# GIVEN RECORDS start
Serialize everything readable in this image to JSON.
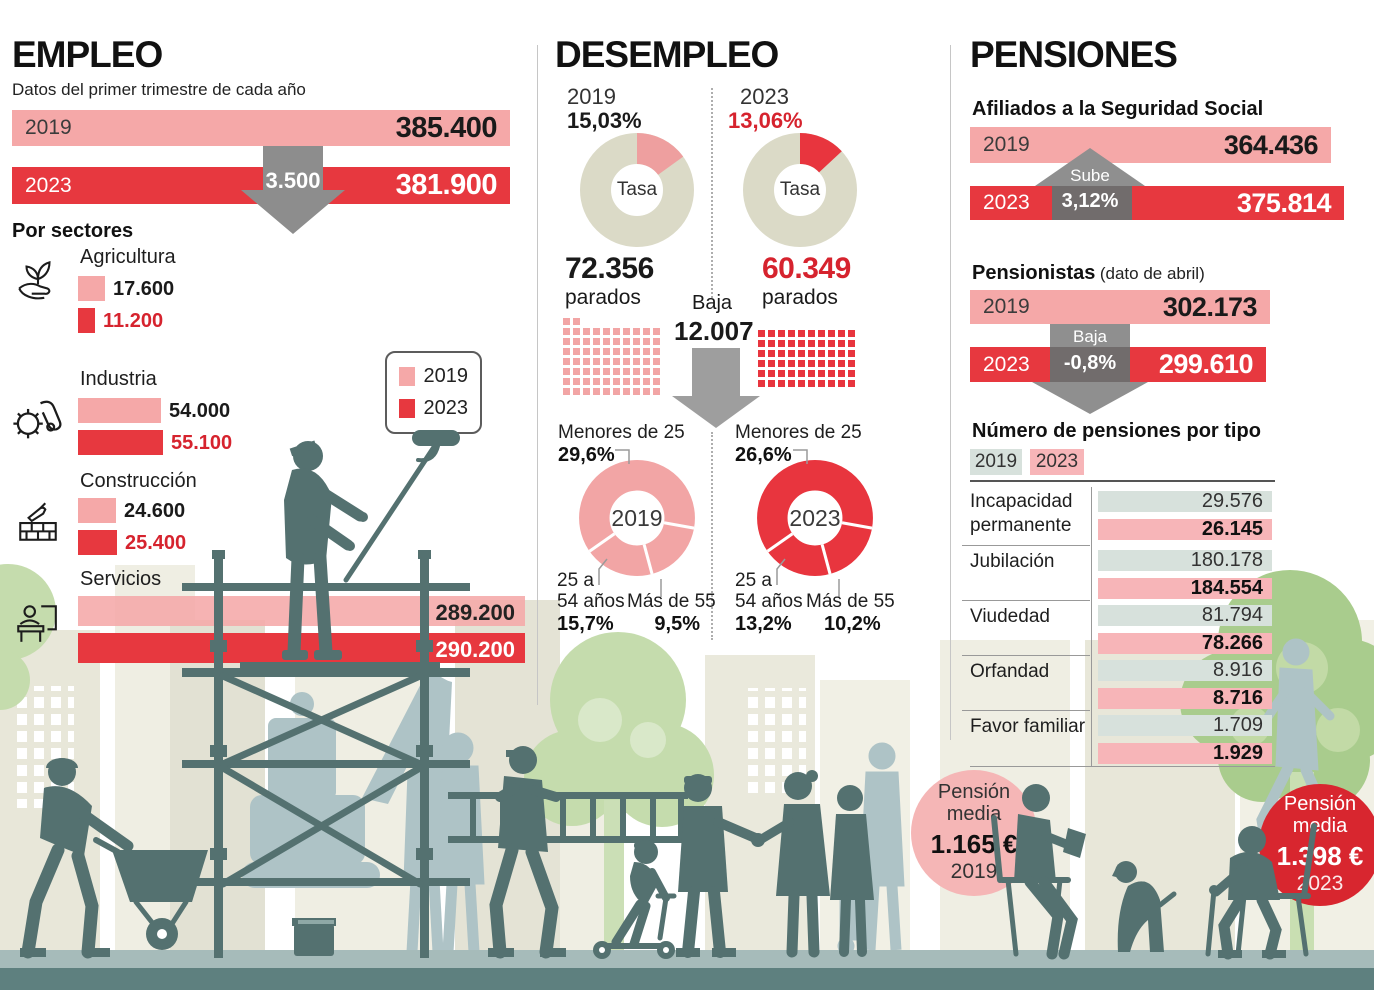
{
  "colors": {
    "pink": "#f5a8a8",
    "red": "#e7383f",
    "value_red": "#d6232e",
    "gray_arrow": "#8f8f8f",
    "dark_gray_arrow": "#716c6c",
    "donut_base": "#dbdac7",
    "table_2019_bg": "#d7e1dc",
    "table_2023_bg": "#f7b5b8",
    "media_circle_2019": "#f5b6b6",
    "media_circle_2023": "#d8262f",
    "scene_dark": "#547170",
    "scene_light": "#aec3c6",
    "tree_green": "#a9cc8d",
    "building_beige": "#e8e7d9"
  },
  "empleo": {
    "title": "EMPLEO",
    "subtitle": "Datos del primer trimestre de cada año",
    "bar_2019_label": "2019",
    "bar_2019_value": "385.400",
    "bar_2023_label": "2023",
    "bar_2023_value": "381.900",
    "diff_value": "3.500",
    "sectors_heading": "Por sectores",
    "sectors": [
      {
        "name": "Agricultura",
        "icon": "agriculture-icon",
        "v2019": "17.600",
        "v2023": "11.200"
      },
      {
        "name": "Industria",
        "icon": "industry-icon",
        "v2019": "54.000",
        "v2023": "55.100"
      },
      {
        "name": "Construcción",
        "icon": "construction-icon",
        "v2019": "24.600",
        "v2023": "25.400"
      },
      {
        "name": "Servicios",
        "icon": "services-icon",
        "v2019": "289.200",
        "v2023": "290.200"
      }
    ],
    "legend": {
      "y2019": "2019",
      "y2023": "2023"
    }
  },
  "desempleo": {
    "title": "DESEMPLEO",
    "baja_label": "Baja",
    "baja_value": "12.007",
    "col2019": {
      "year": "2019",
      "rate": "15,03%",
      "tasa_label": "Tasa",
      "parados_value": "72.356",
      "parados_label": "parados",
      "waffle_squares": 72,
      "age": {
        "menores_label": "Menores de 25",
        "menores_value": "29,6%",
        "center_year": "2019",
        "adultos_label1": "25 a",
        "adultos_label2": "54 años",
        "adultos_value": "15,7%",
        "mayores_label": "Más de 55",
        "mayores_value": "9,5%"
      }
    },
    "col2023": {
      "year": "2023",
      "rate": "13,06%",
      "tasa_label": "Tasa",
      "parados_value": "60.349",
      "parados_label": "parados",
      "waffle_squares": 60,
      "age": {
        "menores_label": "Menores de 25",
        "menores_value": "26,6%",
        "center_year": "2023",
        "adultos_label1": "25 a",
        "adultos_label2": "54 años",
        "adultos_value": "13,2%",
        "mayores_label": "Más de 55",
        "mayores_value": "10,2%"
      }
    }
  },
  "pensiones": {
    "title": "PENSIONES",
    "afiliados": {
      "heading": "Afiliados a la Seguridad Social",
      "label_2019": "2019",
      "v2019": "364.436",
      "label_2023": "2023",
      "v2023": "375.814",
      "arrow_label": "Sube",
      "arrow_value": "3,12%"
    },
    "pensionistas": {
      "heading": "Pensionistas",
      "note": "(dato de abril)",
      "label_2019": "2019",
      "v2019": "302.173",
      "label_2023": "2023",
      "v2023": "299.610",
      "arrow_label": "Baja",
      "arrow_value": "-0,8%"
    },
    "por_tipo": {
      "heading": "Número de pensiones por tipo",
      "legend_2019": "2019",
      "legend_2023": "2023",
      "rows": [
        {
          "label": "Incapacidad permanente",
          "v2019": "29.576",
          "v2023": "26.145"
        },
        {
          "label": "Jubilación",
          "v2019": "180.178",
          "v2023": "184.554"
        },
        {
          "label": "Viudedad",
          "v2019": "81.794",
          "v2023": "78.266"
        },
        {
          "label": "Orfandad",
          "v2019": "8.916",
          "v2023": "8.716"
        },
        {
          "label": "Favor familiar",
          "v2019": "1.709",
          "v2023": "1.929"
        }
      ]
    },
    "media_2019": {
      "line1": "Pensión",
      "line2": "media",
      "value": "1.165 €",
      "year": "2019"
    },
    "media_2023": {
      "line1": "Pensión",
      "line2": "media",
      "value": "1.398 €",
      "year": "2023"
    }
  },
  "chart_data": [
    {
      "type": "bar",
      "title": "Empleo — Datos del primer trimestre de cada año",
      "categories": [
        "2019",
        "2023"
      ],
      "values": [
        385400,
        381900
      ],
      "annotation": "Baja 3.500"
    },
    {
      "type": "bar",
      "title": "Empleo por sectores",
      "categories": [
        "Agricultura",
        "Industria",
        "Construcción",
        "Servicios"
      ],
      "series": [
        {
          "name": "2019",
          "values": [
            17600,
            54000,
            24600,
            289200
          ]
        },
        {
          "name": "2023",
          "values": [
            11200,
            55100,
            25400,
            290200
          ]
        }
      ]
    },
    {
      "type": "pie",
      "title": "Tasa de desempleo (%)",
      "categories": [
        "2019",
        "2023"
      ],
      "values": [
        15.03,
        13.06
      ],
      "center_label": "Tasa"
    },
    {
      "type": "bar",
      "title": "Parados",
      "categories": [
        "2019",
        "2023"
      ],
      "values": [
        72356,
        60349
      ],
      "annotation": "Baja 12.007"
    },
    {
      "type": "pie",
      "title": "Desempleo por edad 2019 (%)",
      "categories": [
        "Menores de 25",
        "25 a 54 años",
        "Más de 55"
      ],
      "values": [
        29.6,
        15.7,
        9.5
      ]
    },
    {
      "type": "pie",
      "title": "Desempleo por edad 2023 (%)",
      "categories": [
        "Menores de 25",
        "25 a 54 años",
        "Más de 55"
      ],
      "values": [
        26.6,
        13.2,
        10.2
      ]
    },
    {
      "type": "bar",
      "title": "Afiliados a la Seguridad Social",
      "categories": [
        "2019",
        "2023"
      ],
      "values": [
        364436,
        375814
      ],
      "annotation": "Sube 3,12%"
    },
    {
      "type": "bar",
      "title": "Pensionistas (dato de abril)",
      "categories": [
        "2019",
        "2023"
      ],
      "values": [
        302173,
        299610
      ],
      "annotation": "Baja -0,8%"
    },
    {
      "type": "table",
      "title": "Número de pensiones por tipo",
      "categories": [
        "Incapacidad permanente",
        "Jubilación",
        "Viudedad",
        "Orfandad",
        "Favor familiar"
      ],
      "series": [
        {
          "name": "2019",
          "values": [
            29576,
            180178,
            81794,
            8916,
            1709
          ]
        },
        {
          "name": "2023",
          "values": [
            26145,
            184554,
            78266,
            8716,
            1929
          ]
        }
      ]
    },
    {
      "type": "bar",
      "title": "Pensión media (€)",
      "categories": [
        "2019",
        "2023"
      ],
      "values": [
        1165,
        1398
      ]
    }
  ]
}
# GIVEN RECORDS end
» OBJECTIVE
Give back each entry exactly as it appears, with no pictures.

» OUTPUT FOR THIS EXERCISE
Serialize everything readable in this image to JSON.
{
  "colors": {
    "pink": "#f5a8a8",
    "red": "#e7383f",
    "value_red": "#d6232e",
    "gray_arrow": "#8f8f8f",
    "dark_gray_arrow": "#716c6c",
    "donut_base": "#dbdac7",
    "table_2019_bg": "#d7e1dc",
    "table_2023_bg": "#f7b5b8",
    "media_circle_2019": "#f5b6b6",
    "media_circle_2023": "#d8262f",
    "scene_dark": "#547170",
    "scene_light": "#aec3c6",
    "tree_green": "#a9cc8d",
    "building_beige": "#e8e7d9"
  },
  "empleo": {
    "title": "EMPLEO",
    "subtitle": "Datos del primer trimestre de cada año",
    "bar_2019_label": "2019",
    "bar_2019_value": "385.400",
    "bar_2023_label": "2023",
    "bar_2023_value": "381.900",
    "diff_value": "3.500",
    "sectors_heading": "Por sectores",
    "sectors": [
      {
        "name": "Agricultura",
        "icon": "agriculture-icon",
        "v2019": "17.600",
        "v2023": "11.200"
      },
      {
        "name": "Industria",
        "icon": "industry-icon",
        "v2019": "54.000",
        "v2023": "55.100"
      },
      {
        "name": "Construcción",
        "icon": "construction-icon",
        "v2019": "24.600",
        "v2023": "25.400"
      },
      {
        "name": "Servicios",
        "icon": "services-icon",
        "v2019": "289.200",
        "v2023": "290.200"
      }
    ],
    "legend": {
      "y2019": "2019",
      "y2023": "2023"
    }
  },
  "desempleo": {
    "title": "DESEMPLEO",
    "baja_label": "Baja",
    "baja_value": "12.007",
    "col2019": {
      "year": "2019",
      "rate": "15,03%",
      "tasa_label": "Tasa",
      "parados_value": "72.356",
      "parados_label": "parados",
      "waffle_squares": 72,
      "age": {
        "menores_label": "Menores de 25",
        "menores_value": "29,6%",
        "center_year": "2019",
        "adultos_label1": "25 a",
        "adultos_label2": "54 años",
        "adultos_value": "15,7%",
        "mayores_label": "Más de 55",
        "mayores_value": "9,5%"
      }
    },
    "col2023": {
      "year": "2023",
      "rate": "13,06%",
      "tasa_label": "Tasa",
      "parados_value": "60.349",
      "parados_label": "parados",
      "waffle_squares": 60,
      "age": {
        "menores_label": "Menores de 25",
        "menores_value": "26,6%",
        "center_year": "2023",
        "adultos_label1": "25 a",
        "adultos_label2": "54 años",
        "adultos_value": "13,2%",
        "mayores_label": "Más de 55",
        "mayores_value": "10,2%"
      }
    }
  },
  "pensiones": {
    "title": "PENSIONES",
    "afiliados": {
      "heading": "Afiliados a la Seguridad Social",
      "label_2019": "2019",
      "v2019": "364.436",
      "label_2023": "2023",
      "v2023": "375.814",
      "arrow_label": "Sube",
      "arrow_value": "3,12%"
    },
    "pensionistas": {
      "heading": "Pensionistas",
      "note": "(dato de abril)",
      "label_2019": "2019",
      "v2019": "302.173",
      "label_2023": "2023",
      "v2023": "299.610",
      "arrow_label": "Baja",
      "arrow_value": "-0,8%"
    },
    "por_tipo": {
      "heading": "Número de pensiones por tipo",
      "legend_2019": "2019",
      "legend_2023": "2023",
      "rows": [
        {
          "label": "Incapacidad permanente",
          "v2019": "29.576",
          "v2023": "26.145"
        },
        {
          "label": "Jubilación",
          "v2019": "180.178",
          "v2023": "184.554"
        },
        {
          "label": "Viudedad",
          "v2019": "81.794",
          "v2023": "78.266"
        },
        {
          "label": "Orfandad",
          "v2019": "8.916",
          "v2023": "8.716"
        },
        {
          "label": "Favor familiar",
          "v2019": "1.709",
          "v2023": "1.929"
        }
      ]
    },
    "media_2019": {
      "line1": "Pensión",
      "line2": "media",
      "value": "1.165 €",
      "year": "2019"
    },
    "media_2023": {
      "line1": "Pensión",
      "line2": "media",
      "value": "1.398 €",
      "year": "2023"
    }
  },
  "chart_data": [
    {
      "type": "bar",
      "title": "Empleo — Datos del primer trimestre de cada año",
      "categories": [
        "2019",
        "2023"
      ],
      "values": [
        385400,
        381900
      ],
      "annotation": "Baja 3.500"
    },
    {
      "type": "bar",
      "title": "Empleo por sectores",
      "categories": [
        "Agricultura",
        "Industria",
        "Construcción",
        "Servicios"
      ],
      "series": [
        {
          "name": "2019",
          "values": [
            17600,
            54000,
            24600,
            289200
          ]
        },
        {
          "name": "2023",
          "values": [
            11200,
            55100,
            25400,
            290200
          ]
        }
      ]
    },
    {
      "type": "pie",
      "title": "Tasa de desempleo (%)",
      "categories": [
        "2019",
        "2023"
      ],
      "values": [
        15.03,
        13.06
      ],
      "center_label": "Tasa"
    },
    {
      "type": "bar",
      "title": "Parados",
      "categories": [
        "2019",
        "2023"
      ],
      "values": [
        72356,
        60349
      ],
      "annotation": "Baja 12.007"
    },
    {
      "type": "pie",
      "title": "Desempleo por edad 2019 (%)",
      "categories": [
        "Menores de 25",
        "25 a 54 años",
        "Más de 55"
      ],
      "values": [
        29.6,
        15.7,
        9.5
      ]
    },
    {
      "type": "pie",
      "title": "Desempleo por edad 2023 (%)",
      "categories": [
        "Menores de 25",
        "25 a 54 años",
        "Más de 55"
      ],
      "values": [
        26.6,
        13.2,
        10.2
      ]
    },
    {
      "type": "bar",
      "title": "Afiliados a la Seguridad Social",
      "categories": [
        "2019",
        "2023"
      ],
      "values": [
        364436,
        375814
      ],
      "annotation": "Sube 3,12%"
    },
    {
      "type": "bar",
      "title": "Pensionistas (dato de abril)",
      "categories": [
        "2019",
        "2023"
      ],
      "values": [
        302173,
        299610
      ],
      "annotation": "Baja -0,8%"
    },
    {
      "type": "table",
      "title": "Número de pensiones por tipo",
      "categories": [
        "Incapacidad permanente",
        "Jubilación",
        "Viudedad",
        "Orfandad",
        "Favor familiar"
      ],
      "series": [
        {
          "name": "2019",
          "values": [
            29576,
            180178,
            81794,
            8916,
            1709
          ]
        },
        {
          "name": "2023",
          "values": [
            26145,
            184554,
            78266,
            8716,
            1929
          ]
        }
      ]
    },
    {
      "type": "bar",
      "title": "Pensión media (€)",
      "categories": [
        "2019",
        "2023"
      ],
      "values": [
        1165,
        1398
      ]
    }
  ]
}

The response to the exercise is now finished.